_Problem description:_
For every line in the records that has the word "text", make a copy.

_Data provided:_
┄┄┄┄┄┄┄┄┄┄

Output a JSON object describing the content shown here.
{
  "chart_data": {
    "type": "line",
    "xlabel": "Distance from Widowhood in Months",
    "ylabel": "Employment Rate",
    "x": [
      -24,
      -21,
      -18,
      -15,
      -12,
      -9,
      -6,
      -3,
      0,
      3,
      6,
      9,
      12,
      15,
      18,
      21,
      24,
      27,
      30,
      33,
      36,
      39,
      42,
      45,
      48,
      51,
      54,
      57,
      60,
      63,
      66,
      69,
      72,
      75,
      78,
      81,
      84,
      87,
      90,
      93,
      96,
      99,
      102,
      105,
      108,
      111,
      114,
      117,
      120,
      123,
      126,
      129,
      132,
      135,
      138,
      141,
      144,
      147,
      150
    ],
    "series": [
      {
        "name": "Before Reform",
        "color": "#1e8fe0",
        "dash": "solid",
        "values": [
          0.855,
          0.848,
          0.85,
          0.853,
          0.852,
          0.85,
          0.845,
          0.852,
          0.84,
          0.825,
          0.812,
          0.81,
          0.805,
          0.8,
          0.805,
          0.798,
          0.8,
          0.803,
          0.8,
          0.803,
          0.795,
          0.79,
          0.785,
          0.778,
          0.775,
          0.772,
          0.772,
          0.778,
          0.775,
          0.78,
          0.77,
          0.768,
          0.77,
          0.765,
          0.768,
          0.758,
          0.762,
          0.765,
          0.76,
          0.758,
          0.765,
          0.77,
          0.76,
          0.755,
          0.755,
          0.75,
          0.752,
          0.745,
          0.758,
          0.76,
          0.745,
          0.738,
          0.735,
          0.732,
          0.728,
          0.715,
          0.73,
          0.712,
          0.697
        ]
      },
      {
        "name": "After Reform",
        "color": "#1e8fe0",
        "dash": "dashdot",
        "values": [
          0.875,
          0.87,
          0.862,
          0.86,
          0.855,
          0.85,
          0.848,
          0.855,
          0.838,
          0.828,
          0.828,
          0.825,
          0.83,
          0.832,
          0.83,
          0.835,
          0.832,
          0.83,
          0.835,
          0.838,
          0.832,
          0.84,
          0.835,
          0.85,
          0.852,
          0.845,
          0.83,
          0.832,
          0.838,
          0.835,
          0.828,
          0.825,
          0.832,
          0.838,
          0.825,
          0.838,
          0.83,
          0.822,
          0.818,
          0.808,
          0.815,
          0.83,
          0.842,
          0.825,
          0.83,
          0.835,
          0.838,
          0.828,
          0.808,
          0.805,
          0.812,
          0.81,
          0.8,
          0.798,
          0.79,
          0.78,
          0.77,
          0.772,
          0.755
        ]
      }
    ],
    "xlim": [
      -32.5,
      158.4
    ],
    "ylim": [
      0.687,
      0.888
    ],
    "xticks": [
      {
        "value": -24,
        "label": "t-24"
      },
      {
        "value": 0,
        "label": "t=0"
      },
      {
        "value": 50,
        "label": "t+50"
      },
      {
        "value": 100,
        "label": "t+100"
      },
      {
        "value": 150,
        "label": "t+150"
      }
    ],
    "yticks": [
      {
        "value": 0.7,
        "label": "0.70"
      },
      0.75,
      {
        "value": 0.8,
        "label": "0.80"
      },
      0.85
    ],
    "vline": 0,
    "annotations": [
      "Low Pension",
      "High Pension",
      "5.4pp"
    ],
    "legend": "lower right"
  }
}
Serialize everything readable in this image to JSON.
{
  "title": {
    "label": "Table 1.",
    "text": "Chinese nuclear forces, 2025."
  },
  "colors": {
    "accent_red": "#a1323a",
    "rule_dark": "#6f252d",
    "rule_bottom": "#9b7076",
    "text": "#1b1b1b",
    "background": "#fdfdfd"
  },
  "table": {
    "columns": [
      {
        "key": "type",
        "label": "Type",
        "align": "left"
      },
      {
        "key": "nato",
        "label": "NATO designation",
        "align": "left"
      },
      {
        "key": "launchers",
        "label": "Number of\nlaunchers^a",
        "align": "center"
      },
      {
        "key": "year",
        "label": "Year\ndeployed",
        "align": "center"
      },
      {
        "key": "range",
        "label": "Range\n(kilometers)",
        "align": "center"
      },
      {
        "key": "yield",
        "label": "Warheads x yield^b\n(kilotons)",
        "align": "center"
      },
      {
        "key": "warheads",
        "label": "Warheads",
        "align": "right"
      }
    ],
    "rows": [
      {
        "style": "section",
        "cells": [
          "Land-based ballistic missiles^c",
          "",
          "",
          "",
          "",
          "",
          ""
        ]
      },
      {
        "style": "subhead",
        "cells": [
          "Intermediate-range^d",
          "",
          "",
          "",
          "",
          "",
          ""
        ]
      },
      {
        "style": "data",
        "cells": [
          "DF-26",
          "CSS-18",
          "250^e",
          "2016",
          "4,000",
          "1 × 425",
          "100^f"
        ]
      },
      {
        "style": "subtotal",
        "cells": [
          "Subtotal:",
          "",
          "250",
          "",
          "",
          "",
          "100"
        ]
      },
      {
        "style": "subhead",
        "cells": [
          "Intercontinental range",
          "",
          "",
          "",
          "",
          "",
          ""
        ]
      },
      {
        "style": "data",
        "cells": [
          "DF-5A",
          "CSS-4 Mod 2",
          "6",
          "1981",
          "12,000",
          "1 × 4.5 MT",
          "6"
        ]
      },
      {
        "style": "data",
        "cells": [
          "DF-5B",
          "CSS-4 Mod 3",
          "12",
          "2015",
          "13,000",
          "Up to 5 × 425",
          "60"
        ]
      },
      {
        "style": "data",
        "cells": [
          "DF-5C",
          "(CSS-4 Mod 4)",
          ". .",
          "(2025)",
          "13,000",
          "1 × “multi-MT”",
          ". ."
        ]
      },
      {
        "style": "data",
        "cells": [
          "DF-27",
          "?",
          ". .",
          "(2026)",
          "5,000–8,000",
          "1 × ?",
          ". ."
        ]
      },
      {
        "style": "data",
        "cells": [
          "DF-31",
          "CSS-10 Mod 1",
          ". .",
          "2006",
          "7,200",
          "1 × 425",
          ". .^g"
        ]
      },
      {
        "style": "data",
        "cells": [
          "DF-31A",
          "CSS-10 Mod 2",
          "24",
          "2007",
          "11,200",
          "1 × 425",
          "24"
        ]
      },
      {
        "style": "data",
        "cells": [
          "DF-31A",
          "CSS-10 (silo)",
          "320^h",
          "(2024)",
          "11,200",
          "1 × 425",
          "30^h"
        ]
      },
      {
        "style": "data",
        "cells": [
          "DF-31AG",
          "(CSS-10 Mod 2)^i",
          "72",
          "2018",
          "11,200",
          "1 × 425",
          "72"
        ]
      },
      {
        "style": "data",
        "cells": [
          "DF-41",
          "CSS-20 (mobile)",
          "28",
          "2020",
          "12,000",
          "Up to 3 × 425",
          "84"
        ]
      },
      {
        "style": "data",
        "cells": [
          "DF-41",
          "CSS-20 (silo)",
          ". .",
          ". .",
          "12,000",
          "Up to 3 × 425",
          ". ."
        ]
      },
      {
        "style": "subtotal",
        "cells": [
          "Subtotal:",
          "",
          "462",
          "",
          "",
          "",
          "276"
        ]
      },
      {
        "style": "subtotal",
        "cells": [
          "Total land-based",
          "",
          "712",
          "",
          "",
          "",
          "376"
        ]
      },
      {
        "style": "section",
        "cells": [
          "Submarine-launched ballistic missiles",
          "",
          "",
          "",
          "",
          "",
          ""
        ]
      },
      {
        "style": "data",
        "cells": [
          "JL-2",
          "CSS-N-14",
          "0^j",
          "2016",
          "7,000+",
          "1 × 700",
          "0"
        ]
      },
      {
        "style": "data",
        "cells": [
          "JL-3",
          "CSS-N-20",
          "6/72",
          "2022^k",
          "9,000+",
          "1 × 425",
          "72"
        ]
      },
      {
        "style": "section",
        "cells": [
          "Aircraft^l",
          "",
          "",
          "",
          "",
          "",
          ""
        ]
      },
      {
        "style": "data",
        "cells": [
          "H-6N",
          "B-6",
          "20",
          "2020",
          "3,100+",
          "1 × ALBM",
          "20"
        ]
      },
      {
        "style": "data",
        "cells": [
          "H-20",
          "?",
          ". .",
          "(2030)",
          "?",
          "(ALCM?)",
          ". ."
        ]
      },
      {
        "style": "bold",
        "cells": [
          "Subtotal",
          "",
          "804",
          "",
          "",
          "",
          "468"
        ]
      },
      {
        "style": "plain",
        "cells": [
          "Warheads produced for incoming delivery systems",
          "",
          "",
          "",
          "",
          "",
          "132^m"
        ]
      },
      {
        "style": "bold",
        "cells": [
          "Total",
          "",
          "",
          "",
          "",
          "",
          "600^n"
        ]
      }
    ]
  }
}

┄┄┄┄┄┄┄┄┄┄

_Output of the exercise:_
    "text": "Chinese nuclear forces, 2025."
    "text": "#1b1b1b",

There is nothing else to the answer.